Using the data below, gather each line that includes the word "最终报价".

[Extracted data entries]
^^^^^^^^^^^^^^^^

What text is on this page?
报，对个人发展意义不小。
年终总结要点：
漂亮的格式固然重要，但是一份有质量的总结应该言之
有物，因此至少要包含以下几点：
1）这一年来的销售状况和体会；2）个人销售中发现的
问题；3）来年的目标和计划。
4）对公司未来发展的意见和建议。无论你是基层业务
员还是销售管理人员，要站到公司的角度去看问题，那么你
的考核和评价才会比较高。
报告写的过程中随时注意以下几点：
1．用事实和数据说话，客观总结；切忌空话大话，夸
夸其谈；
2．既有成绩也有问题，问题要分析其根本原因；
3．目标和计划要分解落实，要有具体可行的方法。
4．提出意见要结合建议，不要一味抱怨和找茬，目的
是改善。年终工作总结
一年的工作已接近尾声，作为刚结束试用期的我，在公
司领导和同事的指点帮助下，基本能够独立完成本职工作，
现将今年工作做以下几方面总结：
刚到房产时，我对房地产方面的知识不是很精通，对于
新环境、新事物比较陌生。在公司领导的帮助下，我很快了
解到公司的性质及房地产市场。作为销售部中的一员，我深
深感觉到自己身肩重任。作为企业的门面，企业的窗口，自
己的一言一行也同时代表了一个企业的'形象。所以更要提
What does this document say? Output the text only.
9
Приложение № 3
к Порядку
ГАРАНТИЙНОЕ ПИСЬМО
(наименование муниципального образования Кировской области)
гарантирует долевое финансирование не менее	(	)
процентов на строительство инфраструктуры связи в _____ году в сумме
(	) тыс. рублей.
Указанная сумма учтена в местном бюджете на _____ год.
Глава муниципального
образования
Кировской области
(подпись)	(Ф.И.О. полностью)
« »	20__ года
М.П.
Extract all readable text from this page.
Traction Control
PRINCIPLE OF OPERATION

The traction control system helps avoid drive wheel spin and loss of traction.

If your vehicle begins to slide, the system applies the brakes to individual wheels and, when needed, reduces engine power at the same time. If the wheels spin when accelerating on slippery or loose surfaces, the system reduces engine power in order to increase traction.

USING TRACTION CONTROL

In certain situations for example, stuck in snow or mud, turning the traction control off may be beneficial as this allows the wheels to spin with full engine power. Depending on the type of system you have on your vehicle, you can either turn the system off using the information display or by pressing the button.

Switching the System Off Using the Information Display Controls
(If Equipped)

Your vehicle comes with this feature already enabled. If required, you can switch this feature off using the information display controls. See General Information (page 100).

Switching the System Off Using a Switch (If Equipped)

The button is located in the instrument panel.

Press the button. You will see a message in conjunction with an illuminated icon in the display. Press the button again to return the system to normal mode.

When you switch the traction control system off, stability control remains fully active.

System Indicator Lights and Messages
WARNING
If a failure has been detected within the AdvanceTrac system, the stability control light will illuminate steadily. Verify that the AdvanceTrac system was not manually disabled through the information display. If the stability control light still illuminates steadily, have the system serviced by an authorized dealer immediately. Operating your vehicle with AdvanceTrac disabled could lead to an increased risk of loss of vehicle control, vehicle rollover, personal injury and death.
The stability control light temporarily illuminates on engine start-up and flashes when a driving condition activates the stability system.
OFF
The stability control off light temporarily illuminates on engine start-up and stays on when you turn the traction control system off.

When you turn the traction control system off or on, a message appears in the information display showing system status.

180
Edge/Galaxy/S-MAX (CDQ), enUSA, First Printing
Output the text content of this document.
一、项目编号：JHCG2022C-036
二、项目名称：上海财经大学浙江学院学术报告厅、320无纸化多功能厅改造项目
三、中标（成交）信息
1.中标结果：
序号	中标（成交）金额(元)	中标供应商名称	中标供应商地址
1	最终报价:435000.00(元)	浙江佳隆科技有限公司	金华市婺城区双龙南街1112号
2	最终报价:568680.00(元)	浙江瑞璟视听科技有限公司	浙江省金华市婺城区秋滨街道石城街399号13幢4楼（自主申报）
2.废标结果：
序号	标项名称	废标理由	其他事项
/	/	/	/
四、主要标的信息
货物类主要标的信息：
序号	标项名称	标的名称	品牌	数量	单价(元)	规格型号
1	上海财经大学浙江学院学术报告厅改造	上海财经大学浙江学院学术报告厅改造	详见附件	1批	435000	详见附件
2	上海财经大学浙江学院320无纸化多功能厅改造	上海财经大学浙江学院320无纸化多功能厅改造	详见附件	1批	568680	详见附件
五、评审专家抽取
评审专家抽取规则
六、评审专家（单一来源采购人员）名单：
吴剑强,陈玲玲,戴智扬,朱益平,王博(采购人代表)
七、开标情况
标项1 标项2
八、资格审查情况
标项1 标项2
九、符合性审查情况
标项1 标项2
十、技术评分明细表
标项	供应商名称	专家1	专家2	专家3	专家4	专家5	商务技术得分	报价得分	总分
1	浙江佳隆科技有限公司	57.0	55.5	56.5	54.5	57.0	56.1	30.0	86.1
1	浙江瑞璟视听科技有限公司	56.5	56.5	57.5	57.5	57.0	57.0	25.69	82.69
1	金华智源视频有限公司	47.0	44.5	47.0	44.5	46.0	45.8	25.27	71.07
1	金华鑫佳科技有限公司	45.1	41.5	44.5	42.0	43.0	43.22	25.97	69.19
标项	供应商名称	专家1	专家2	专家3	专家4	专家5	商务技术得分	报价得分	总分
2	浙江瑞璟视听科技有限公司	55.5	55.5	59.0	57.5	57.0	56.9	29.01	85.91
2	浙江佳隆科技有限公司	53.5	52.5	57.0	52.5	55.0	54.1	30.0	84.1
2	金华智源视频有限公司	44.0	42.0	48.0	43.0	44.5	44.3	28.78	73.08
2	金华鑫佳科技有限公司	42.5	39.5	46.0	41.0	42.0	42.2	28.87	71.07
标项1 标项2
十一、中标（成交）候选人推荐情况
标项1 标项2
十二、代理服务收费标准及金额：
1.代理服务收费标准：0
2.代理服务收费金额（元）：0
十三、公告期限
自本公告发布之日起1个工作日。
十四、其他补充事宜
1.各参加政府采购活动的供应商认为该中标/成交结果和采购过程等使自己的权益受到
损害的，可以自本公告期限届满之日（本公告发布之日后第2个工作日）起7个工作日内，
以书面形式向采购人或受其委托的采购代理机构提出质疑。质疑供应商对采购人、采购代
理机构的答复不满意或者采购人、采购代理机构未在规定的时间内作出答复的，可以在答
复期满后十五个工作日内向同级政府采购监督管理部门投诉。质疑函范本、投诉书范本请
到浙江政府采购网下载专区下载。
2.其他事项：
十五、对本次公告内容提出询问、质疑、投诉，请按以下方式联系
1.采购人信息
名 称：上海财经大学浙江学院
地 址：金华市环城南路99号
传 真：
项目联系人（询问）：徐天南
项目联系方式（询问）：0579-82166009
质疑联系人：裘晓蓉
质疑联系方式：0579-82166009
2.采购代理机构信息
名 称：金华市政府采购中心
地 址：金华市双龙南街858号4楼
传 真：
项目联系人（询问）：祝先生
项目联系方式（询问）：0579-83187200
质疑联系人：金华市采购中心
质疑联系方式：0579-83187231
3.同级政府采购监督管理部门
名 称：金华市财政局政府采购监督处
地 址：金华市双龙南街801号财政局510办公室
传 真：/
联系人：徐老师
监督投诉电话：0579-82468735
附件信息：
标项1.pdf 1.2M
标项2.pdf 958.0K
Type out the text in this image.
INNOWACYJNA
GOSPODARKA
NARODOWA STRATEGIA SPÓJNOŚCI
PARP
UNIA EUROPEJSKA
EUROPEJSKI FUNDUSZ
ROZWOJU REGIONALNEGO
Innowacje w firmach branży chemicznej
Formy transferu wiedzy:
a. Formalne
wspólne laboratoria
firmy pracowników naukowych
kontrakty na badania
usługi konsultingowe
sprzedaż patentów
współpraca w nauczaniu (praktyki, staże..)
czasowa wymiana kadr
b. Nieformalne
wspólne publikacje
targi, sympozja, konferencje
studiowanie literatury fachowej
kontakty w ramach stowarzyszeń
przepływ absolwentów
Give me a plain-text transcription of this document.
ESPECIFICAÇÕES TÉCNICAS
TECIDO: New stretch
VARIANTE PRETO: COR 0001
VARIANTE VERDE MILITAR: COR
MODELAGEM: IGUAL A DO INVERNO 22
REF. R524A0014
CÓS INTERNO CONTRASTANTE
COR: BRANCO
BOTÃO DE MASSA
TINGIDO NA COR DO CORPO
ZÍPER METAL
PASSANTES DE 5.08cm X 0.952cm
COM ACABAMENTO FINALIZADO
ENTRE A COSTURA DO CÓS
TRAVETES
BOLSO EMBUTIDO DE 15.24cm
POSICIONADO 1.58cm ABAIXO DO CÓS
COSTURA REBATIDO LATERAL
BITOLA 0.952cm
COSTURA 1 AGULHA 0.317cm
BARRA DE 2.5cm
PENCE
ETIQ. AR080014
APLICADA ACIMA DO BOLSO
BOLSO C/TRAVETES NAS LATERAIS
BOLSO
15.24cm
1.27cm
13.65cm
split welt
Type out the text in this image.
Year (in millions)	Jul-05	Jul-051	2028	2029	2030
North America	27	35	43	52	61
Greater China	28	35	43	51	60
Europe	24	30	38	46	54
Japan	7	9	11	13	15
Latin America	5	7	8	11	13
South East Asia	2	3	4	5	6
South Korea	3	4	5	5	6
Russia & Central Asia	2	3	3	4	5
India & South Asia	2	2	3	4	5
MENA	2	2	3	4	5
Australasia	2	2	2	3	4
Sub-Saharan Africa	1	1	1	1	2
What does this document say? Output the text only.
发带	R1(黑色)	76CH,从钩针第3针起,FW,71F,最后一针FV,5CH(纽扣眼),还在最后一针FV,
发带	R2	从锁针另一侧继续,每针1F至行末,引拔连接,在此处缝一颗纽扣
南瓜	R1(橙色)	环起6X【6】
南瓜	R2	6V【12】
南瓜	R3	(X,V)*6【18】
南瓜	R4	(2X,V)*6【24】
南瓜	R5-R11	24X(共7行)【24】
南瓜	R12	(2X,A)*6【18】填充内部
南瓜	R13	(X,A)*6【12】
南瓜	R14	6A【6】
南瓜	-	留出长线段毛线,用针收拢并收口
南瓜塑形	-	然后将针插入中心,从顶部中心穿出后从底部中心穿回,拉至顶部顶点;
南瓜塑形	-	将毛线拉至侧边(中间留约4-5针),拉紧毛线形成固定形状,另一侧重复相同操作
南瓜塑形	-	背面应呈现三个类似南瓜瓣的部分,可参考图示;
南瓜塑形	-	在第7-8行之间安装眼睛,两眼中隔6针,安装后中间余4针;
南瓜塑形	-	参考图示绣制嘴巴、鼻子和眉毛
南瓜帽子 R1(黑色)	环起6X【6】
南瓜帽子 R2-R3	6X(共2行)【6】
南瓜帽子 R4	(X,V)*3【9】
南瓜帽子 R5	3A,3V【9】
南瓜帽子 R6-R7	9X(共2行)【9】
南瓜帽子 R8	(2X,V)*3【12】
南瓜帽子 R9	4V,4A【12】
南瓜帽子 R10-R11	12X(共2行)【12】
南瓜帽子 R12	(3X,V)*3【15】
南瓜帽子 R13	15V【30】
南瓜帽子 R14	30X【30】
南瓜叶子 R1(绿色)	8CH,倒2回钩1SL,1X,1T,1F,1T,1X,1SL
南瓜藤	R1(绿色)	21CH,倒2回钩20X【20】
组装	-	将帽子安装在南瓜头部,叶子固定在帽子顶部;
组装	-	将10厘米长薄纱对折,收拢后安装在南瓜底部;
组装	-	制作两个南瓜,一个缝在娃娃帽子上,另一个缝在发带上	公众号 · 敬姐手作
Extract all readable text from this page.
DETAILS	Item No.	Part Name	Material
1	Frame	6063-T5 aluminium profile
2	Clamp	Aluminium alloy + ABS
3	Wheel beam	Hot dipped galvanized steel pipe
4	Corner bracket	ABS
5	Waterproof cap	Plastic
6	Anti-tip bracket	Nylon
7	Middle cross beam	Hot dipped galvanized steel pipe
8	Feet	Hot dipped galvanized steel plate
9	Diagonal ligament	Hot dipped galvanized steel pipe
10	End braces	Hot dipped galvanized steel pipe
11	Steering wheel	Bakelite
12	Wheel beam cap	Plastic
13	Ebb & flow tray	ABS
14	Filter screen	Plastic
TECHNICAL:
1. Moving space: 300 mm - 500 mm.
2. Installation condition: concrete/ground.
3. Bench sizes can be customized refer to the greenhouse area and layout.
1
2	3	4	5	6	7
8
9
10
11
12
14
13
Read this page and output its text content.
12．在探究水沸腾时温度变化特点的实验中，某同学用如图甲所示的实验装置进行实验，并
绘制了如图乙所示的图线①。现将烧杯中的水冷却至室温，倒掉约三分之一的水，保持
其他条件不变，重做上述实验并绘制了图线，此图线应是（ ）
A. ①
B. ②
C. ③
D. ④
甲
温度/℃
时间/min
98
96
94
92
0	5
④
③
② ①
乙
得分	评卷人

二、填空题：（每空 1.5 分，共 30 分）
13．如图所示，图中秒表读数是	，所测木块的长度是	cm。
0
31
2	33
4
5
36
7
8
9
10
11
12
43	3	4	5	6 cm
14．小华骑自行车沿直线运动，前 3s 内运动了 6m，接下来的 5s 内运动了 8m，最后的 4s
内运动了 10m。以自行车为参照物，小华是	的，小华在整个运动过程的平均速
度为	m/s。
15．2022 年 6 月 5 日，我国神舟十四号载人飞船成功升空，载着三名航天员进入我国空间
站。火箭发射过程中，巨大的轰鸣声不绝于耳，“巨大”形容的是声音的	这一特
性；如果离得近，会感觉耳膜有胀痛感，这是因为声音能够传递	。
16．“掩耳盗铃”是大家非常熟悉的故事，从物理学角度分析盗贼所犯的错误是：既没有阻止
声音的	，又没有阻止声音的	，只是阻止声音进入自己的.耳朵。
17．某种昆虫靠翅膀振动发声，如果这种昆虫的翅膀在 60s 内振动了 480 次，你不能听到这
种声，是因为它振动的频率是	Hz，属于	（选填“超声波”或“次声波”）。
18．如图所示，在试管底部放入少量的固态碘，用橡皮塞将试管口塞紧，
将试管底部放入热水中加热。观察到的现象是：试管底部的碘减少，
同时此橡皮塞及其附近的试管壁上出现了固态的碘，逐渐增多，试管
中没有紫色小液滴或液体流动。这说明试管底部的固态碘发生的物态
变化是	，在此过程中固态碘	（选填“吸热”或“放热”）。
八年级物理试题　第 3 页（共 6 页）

^^^^^^^^^^^^^^^^

(Solution below):
1	最终报价:435000.00(元)	浙江佳隆科技有限公司	金华市婺城区双龙南街1112号
2	最终报价:568680.00(元)	浙江瑞璟视听科技有限公司	浙江省金华市婺城区秋滨街道石城街399号13幢4楼（自主申报）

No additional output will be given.